> **PROBLEM DETAILS**: Take every line that has the string "ورقة" and copy it out.

(Data excerpts)
------------------------------------------------------------------------

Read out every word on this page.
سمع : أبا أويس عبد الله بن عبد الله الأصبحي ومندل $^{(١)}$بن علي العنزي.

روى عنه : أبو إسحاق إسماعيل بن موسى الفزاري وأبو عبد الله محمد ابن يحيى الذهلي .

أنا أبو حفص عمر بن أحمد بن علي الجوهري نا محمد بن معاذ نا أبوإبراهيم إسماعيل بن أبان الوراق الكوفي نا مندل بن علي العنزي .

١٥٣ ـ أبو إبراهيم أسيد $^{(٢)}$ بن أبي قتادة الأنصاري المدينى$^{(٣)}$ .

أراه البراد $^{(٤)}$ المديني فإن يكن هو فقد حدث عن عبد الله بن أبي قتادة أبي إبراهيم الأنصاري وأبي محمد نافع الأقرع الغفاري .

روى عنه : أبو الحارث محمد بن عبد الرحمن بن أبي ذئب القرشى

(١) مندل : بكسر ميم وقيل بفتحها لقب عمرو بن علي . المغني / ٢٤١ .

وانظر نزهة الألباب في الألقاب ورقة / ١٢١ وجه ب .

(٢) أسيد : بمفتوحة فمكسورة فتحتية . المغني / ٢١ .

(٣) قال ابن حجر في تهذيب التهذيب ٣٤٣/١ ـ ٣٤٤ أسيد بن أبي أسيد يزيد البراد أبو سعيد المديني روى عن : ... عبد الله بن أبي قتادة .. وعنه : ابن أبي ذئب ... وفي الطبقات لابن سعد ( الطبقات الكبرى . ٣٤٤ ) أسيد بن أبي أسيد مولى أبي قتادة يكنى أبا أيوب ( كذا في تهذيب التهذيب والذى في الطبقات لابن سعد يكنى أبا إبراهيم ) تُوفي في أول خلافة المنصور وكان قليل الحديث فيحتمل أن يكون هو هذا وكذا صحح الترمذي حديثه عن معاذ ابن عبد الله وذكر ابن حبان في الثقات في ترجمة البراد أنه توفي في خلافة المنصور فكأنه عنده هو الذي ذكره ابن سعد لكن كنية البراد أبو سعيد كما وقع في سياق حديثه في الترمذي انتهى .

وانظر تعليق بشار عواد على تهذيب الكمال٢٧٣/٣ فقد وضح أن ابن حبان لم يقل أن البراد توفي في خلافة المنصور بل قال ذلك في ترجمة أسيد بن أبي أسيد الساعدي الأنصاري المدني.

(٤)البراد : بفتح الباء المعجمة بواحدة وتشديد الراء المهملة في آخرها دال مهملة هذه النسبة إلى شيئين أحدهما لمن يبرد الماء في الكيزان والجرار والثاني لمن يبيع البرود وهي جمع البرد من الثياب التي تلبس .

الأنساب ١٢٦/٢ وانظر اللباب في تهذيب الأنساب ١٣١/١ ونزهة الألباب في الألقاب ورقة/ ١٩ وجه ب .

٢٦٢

------------------------------------------------------------------------

> **PROBLEM SOLUTION**:
وانظر نزهة الألباب في الألقاب ورقة / ١٢١ وجه ب .
الأنساب ١٢٦/٢ وانظر اللباب في تهذيب الأنساب ١٣١/١ ونزهة الألباب في الألقاب ورقة/ ١٩ وجه ب .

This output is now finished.